(Items from a data source)
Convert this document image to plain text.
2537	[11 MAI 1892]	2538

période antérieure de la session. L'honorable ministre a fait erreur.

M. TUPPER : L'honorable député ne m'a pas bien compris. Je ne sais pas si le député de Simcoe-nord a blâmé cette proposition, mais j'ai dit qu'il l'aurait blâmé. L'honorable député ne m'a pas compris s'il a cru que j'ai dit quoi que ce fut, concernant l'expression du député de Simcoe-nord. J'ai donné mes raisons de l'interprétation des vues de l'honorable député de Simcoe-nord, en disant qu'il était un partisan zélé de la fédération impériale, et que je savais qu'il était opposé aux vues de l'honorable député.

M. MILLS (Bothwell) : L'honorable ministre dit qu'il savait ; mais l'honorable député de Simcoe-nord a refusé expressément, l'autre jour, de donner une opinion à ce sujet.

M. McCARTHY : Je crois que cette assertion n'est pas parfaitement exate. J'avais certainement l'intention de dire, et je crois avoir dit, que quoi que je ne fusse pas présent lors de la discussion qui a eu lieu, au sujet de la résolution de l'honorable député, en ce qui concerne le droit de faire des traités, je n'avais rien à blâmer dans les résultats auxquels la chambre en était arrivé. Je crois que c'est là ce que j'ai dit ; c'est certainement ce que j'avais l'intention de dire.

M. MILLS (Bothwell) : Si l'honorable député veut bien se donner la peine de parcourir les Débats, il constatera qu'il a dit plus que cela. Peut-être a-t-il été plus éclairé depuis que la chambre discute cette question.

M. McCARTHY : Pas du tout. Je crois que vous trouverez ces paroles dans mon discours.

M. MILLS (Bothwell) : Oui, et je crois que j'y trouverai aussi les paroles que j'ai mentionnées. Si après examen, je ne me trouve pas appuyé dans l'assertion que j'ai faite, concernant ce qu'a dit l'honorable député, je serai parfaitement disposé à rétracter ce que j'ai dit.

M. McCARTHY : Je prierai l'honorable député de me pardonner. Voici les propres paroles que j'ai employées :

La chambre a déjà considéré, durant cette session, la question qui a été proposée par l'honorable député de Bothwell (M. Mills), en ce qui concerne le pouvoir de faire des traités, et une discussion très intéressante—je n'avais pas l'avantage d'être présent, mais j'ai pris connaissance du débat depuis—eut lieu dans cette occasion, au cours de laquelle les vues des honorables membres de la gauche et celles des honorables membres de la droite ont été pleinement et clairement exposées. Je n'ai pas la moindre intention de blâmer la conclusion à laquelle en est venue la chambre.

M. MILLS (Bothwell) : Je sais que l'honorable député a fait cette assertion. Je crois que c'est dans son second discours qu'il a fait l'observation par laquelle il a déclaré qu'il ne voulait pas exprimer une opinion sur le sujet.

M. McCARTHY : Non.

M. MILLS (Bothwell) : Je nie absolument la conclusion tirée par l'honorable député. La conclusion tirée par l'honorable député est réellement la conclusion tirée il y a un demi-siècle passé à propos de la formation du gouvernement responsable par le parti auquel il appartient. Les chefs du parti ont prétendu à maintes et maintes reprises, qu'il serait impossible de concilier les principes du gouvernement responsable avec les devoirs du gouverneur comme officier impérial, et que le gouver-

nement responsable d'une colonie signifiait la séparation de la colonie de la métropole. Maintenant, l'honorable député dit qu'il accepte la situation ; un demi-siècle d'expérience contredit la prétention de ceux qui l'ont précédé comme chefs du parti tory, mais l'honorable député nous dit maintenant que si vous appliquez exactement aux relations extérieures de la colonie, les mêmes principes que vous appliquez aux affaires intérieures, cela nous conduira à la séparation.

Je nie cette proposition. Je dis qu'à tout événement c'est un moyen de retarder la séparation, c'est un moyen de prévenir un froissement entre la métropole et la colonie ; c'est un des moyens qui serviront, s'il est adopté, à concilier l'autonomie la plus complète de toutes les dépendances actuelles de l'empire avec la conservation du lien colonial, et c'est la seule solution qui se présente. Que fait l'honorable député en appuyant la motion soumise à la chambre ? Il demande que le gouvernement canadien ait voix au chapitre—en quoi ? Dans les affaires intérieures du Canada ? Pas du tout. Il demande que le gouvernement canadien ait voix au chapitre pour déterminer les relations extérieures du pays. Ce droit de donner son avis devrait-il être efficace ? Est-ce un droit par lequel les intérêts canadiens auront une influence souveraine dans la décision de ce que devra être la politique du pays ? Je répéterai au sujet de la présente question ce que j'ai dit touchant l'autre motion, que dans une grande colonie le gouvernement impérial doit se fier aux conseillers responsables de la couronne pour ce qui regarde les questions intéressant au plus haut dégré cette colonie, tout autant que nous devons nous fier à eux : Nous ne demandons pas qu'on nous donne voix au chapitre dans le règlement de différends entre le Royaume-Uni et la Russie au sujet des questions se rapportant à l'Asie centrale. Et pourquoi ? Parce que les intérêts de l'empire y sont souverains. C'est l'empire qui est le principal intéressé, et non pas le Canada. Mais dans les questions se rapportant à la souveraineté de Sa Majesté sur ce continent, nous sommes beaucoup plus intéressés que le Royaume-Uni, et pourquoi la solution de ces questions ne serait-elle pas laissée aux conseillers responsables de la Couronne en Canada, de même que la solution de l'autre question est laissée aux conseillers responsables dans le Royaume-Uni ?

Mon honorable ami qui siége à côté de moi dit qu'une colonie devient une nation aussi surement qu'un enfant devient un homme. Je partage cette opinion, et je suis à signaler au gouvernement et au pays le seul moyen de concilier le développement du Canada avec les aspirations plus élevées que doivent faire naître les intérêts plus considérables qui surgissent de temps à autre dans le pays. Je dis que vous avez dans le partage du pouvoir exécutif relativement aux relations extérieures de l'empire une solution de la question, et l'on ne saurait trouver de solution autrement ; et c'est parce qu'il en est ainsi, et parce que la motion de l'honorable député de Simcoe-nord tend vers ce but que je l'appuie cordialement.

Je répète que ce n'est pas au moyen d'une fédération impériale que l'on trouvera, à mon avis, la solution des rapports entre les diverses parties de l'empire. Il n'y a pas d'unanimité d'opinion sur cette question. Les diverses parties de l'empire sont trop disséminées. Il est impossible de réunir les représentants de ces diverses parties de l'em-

GOAL.
The word "lieu" may turn up on some lines of these records; say how many, with no other words.

FINAL RESULT.
2